══ Source records ══

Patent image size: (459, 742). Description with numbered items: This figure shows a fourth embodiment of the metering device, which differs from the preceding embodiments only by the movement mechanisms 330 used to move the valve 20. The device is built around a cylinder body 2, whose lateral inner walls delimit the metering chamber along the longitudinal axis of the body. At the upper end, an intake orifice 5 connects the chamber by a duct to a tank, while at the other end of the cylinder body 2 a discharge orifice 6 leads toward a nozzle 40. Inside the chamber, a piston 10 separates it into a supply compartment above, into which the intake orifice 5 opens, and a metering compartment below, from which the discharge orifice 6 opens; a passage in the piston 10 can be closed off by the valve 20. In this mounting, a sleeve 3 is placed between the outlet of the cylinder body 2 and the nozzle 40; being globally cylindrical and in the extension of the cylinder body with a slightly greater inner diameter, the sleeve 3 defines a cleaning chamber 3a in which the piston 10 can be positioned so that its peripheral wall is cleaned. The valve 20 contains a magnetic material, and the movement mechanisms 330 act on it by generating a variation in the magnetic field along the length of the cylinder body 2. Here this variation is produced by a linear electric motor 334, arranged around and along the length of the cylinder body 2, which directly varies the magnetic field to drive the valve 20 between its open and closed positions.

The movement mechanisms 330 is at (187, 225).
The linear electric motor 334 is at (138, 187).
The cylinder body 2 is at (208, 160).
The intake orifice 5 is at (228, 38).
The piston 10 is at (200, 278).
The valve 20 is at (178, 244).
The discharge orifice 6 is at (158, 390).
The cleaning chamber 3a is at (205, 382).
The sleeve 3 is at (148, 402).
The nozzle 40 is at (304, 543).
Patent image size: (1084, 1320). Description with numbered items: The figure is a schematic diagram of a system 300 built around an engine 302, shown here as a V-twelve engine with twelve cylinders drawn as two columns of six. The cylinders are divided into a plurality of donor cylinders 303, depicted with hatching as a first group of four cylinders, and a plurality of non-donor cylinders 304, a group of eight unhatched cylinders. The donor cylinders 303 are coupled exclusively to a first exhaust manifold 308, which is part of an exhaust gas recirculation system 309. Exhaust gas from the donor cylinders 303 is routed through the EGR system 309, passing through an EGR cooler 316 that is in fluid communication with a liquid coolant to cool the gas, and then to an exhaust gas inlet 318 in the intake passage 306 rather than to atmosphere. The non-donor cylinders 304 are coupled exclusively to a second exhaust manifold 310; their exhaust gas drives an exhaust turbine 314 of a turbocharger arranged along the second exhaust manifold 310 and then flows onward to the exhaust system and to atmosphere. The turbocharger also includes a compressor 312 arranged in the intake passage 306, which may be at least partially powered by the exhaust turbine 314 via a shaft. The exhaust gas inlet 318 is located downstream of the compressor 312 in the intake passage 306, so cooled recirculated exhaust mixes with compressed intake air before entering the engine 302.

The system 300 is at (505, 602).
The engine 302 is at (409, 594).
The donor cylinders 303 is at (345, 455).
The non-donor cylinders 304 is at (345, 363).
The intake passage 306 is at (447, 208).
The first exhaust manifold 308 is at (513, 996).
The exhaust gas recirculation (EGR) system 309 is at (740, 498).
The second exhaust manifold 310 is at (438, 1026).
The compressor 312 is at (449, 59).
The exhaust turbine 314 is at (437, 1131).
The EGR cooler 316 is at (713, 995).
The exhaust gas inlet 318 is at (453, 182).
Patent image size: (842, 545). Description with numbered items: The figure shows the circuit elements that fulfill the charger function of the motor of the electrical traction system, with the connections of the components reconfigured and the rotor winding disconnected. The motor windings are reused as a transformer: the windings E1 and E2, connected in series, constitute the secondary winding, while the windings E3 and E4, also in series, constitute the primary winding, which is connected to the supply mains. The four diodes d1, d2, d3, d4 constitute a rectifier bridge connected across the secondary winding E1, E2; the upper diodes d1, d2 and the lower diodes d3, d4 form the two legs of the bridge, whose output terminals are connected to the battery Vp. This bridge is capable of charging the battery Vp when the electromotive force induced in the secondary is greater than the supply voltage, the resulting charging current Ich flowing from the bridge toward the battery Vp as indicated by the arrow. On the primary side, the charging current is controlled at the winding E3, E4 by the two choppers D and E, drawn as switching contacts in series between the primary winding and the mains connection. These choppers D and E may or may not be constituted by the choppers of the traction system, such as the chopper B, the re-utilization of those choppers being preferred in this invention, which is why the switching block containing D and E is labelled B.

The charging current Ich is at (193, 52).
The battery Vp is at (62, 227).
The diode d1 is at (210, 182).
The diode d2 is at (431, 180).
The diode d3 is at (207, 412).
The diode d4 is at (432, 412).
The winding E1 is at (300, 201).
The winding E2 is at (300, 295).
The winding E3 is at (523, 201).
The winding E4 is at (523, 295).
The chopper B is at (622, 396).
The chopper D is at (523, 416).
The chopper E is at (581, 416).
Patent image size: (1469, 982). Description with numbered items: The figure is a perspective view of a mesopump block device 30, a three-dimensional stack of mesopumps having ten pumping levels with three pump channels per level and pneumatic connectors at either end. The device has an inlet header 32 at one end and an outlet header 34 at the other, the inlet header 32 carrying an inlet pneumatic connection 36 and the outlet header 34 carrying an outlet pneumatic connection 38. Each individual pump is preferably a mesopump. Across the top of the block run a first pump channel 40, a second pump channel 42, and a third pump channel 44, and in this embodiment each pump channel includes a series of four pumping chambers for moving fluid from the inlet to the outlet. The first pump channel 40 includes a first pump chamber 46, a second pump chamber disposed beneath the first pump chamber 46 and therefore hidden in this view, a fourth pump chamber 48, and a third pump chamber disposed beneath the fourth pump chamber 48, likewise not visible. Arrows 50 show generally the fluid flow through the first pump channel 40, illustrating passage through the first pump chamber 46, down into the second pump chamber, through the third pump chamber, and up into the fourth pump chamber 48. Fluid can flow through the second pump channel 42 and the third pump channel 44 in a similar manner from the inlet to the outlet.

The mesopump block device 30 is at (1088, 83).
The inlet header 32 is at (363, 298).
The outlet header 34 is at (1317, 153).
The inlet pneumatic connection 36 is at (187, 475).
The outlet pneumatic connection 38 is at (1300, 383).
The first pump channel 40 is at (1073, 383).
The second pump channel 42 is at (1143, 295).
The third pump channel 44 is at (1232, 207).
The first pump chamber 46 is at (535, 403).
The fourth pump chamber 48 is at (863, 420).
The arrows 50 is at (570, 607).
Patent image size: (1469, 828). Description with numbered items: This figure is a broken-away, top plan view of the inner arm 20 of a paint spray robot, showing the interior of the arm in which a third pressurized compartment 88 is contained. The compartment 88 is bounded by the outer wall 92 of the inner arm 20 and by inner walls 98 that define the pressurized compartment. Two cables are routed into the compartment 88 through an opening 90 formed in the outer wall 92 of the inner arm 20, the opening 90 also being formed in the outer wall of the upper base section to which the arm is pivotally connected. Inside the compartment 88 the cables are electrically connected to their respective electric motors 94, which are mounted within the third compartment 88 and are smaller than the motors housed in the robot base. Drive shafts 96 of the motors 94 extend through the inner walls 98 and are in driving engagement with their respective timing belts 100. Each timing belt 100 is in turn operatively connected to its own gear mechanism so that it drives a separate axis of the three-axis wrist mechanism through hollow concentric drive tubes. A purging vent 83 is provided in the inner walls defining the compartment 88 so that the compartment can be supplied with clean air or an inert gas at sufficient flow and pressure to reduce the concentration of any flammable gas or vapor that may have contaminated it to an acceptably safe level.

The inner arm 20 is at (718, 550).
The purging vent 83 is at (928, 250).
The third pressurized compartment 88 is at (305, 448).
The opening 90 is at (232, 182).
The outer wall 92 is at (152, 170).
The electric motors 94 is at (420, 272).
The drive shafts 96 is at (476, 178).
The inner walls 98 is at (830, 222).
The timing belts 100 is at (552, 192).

═══

Copy every line above without changing anything.

Patent image size: (459, 742). Description with numbered items: This figure shows a fourth embodiment of the metering device, which differs from the preceding embodiments only by the movement mechanisms 330 used to move the valve 20. The device is built around a cylinder body 2, whose lateral inner walls delimit the metering chamber along the longitudinal axis of the body. At the upper end, an intake orifice 5 connects the chamber by a duct to a tank, while at the other end of the cylinder body 2 a discharge orifice 6 leads toward a nozzle 40. Inside the chamber, a piston 10 separates it into a supply compartment above, into which the intake orifice 5 opens, and a metering compartment below, from which the discharge orifice 6 opens; a passage in the piston 10 can be closed off by the valve 20. In this mounting, a sleeve 3 is placed between the outlet of the cylinder body 2 and the nozzle 40; being globally cylindrical and in the extension of the cylinder body with a slightly greater inner diameter, the sleeve 3 defines a cleaning chamber 3a in which the piston 10 can be positioned so that its peripheral wall is cleaned. The valve 20 contains a magnetic material, and the movement mechanisms 330 act on it by generating a variation in the magnetic field along the length of the cylinder body 2. Here this variation is produced by a linear electric motor 334, arranged around and along the length of the cylinder body 2, which directly varies the magnetic field to drive the valve 20 between its open and closed positions.

The movement mechanisms 330 is at (187, 225).
The linear electric motor 334 is at (138, 187).
The cylinder body 2 is at (208, 160).
The intake orifice 5 is at (228, 38).
The piston 10 is at (200, 278).
The valve 20 is at (178, 244).
The discharge orifice 6 is at (158, 390).
The cleaning chamber 3a is at (205, 382).
The sleeve 3 is at (148, 402).
The nozzle 40 is at (304, 543).
Patent image size: (1084, 1320). Description with numbered items: The figure is a schematic diagram of a system 300 built around an engine 302, shown here as a V-twelve engine with twelve cylinders drawn as two columns of six. The cylinders are divided into a plurality of donor cylinders 303, depicted with hatching as a first group of four cylinders, and a plurality of non-donor cylinders 304, a group of eight unhatched cylinders. The donor cylinders 303 are coupled exclusively to a first exhaust manifold 308, which is part of an exhaust gas recirculation system 309. Exhaust gas from the donor cylinders 303 is routed through the EGR system 309, passing through an EGR cooler 316 that is in fluid communication with a liquid coolant to cool the gas, and then to an exhaust gas inlet 318 in the intake passage 306 rather than to atmosphere. The non-donor cylinders 304 are coupled exclusively to a second exhaust manifold 310; their exhaust gas drives an exhaust turbine 314 of a turbocharger arranged along the second exhaust manifold 310 and then flows onward to the exhaust system and to atmosphere. The turbocharger also includes a compressor 312 arranged in the intake passage 306, which may be at least partially powered by the exhaust turbine 314 via a shaft. The exhaust gas inlet 318 is located downstream of the compressor 312 in the intake passage 306, so cooled recirculated exhaust mixes with compressed intake air before entering the engine 302.

The system 300 is at (505, 602).
The engine 302 is at (409, 594).
The donor cylinders 303 is at (345, 455).
The non-donor cylinders 304 is at (345, 363).
The intake passage 306 is at (447, 208).
The first exhaust manifold 308 is at (513, 996).
The exhaust gas recirculation (EGR) system 309 is at (740, 498).
The second exhaust manifold 310 is at (438, 1026).
The compressor 312 is at (449, 59).
The exhaust turbine 314 is at (437, 1131).
The EGR cooler 316 is at (713, 995).
The exhaust gas inlet 318 is at (453, 182).
Patent image size: (842, 545). Description with numbered items: The figure shows the circuit elements that fulfill the charger function of the motor of the electrical traction system, with the connections of the components reconfigured and the rotor winding disconnected. The motor windings are reused as a transformer: the windings E1 and E2, connected in series, constitute the secondary winding, while the windings E3 and E4, also in series, constitute the primary winding, which is connected to the supply mains. The four diodes d1, d2, d3, d4 constitute a rectifier bridge connected across the secondary winding E1, E2; the upper diodes d1, d2 and the lower diodes d3, d4 form the two legs of the bridge, whose output terminals are connected to the battery Vp. This bridge is capable of charging the battery Vp when the electromotive force induced in the secondary is greater than the supply voltage, the resulting charging current Ich flowing from the bridge toward the battery Vp as indicated by the arrow. On the primary side, the charging current is controlled at the winding E3, E4 by the two choppers D and E, drawn as switching contacts in series between the primary winding and the mains connection. These choppers D and E may or may not be constituted by the choppers of the traction system, such as the chopper B, the re-utilization of those choppers being preferred in this invention, which is why the switching block containing D and E is labelled B.

The charging current Ich is at (193, 52).
The battery Vp is at (62, 227).
The diode d1 is at (210, 182).
The diode d2 is at (431, 180).
The diode d3 is at (207, 412).
The diode d4 is at (432, 412).
The winding E1 is at (300, 201).
The winding E2 is at (300, 295).
The winding E3 is at (523, 201).
The winding E4 is at (523, 295).
The chopper B is at (622, 396).
The chopper D is at (523, 416).
The chopper E is at (581, 416).
Patent image size: (1469, 982). Description with numbered items: The figure is a perspective view of a mesopump block device 30, a three-dimensional stack of mesopumps having ten pumping levels with three pump channels per level and pneumatic connectors at either end. The device has an inlet header 32 at one end and an outlet header 34 at the other, the inlet header 32 carrying an inlet pneumatic connection 36 and the outlet header 34 carrying an outlet pneumatic connection 38. Each individual pump is preferably a mesopump. Across the top of the block run a first pump channel 40, a second pump channel 42, and a third pump channel 44, and in this embodiment each pump channel includes a series of four pumping chambers for moving fluid from the inlet to the outlet. The first pump channel 40 includes a first pump chamber 46, a second pump chamber disposed beneath the first pump chamber 46 and therefore hidden in this view, a fourth pump chamber 48, and a third pump chamber disposed beneath the fourth pump chamber 48, likewise not visible. Arrows 50 show generally the fluid flow through the first pump channel 40, illustrating passage through the first pump chamber 46, down into the second pump chamber, through the third pump chamber, and up into the fourth pump chamber 48. Fluid can flow through the second pump channel 42 and the third pump channel 44 in a similar manner from the inlet to the outlet.

The mesopump block device 30 is at (1088, 83).
The inlet header 32 is at (363, 298).
The outlet header 34 is at (1317, 153).
The inlet pneumatic connection 36 is at (187, 475).
The outlet pneumatic connection 38 is at (1300, 383).
The first pump channel 40 is at (1073, 383).
The second pump channel 42 is at (1143, 295).
The third pump channel 44 is at (1232, 207).
The first pump chamber 46 is at (535, 403).
The fourth pump chamber 48 is at (863, 420).
The arrows 50 is at (570, 607).
Patent image size: (1469, 828). Description with numbered items: This figure is a broken-away, top plan view of the inner arm 20 of a paint spray robot, showing the interior of the arm in which a third pressurized compartment 88 is contained. The compartment 88 is bounded by the outer wall 92 of the inner arm 20 and by inner walls 98 that define the pressurized compartment. Two cables are routed into the compartment 88 through an opening 90 formed in the outer wall 92 of the inner arm 20, the opening 90 also being formed in the outer wall of the upper base section to which the arm is pivotally connected. Inside the compartment 88 the cables are electrically connected to their respective electric motors 94, which are mounted within the third compartment 88 and are smaller than the motors housed in the robot base. Drive shafts 96 of the motors 94 extend through the inner walls 98 and are in driving engagement with their respective timing belts 100. Each timing belt 100 is in turn operatively connected to its own gear mechanism so that it drives a separate axis of the three-axis wrist mechanism through hollow concentric drive tubes. A purging vent 83 is provided in the inner walls defining the compartment 88 so that the compartment can be supplied with clean air or an inert gas at sufficient flow and pressure to reduce the concentration of any flammable gas or vapor that may have contaminated it to an acceptably safe level.

The inner arm 20 is at (718, 550).
The purging vent 83 is at (928, 250).
The third pressurized compartment 88 is at (305, 448).
The opening 90 is at (232, 182).
The outer wall 92 is at (152, 170).
The electric motors 94 is at (420, 272).
The drive shafts 96 is at (476, 178).
The inner walls 98 is at (830, 222).
The timing belts 100 is at (552, 192).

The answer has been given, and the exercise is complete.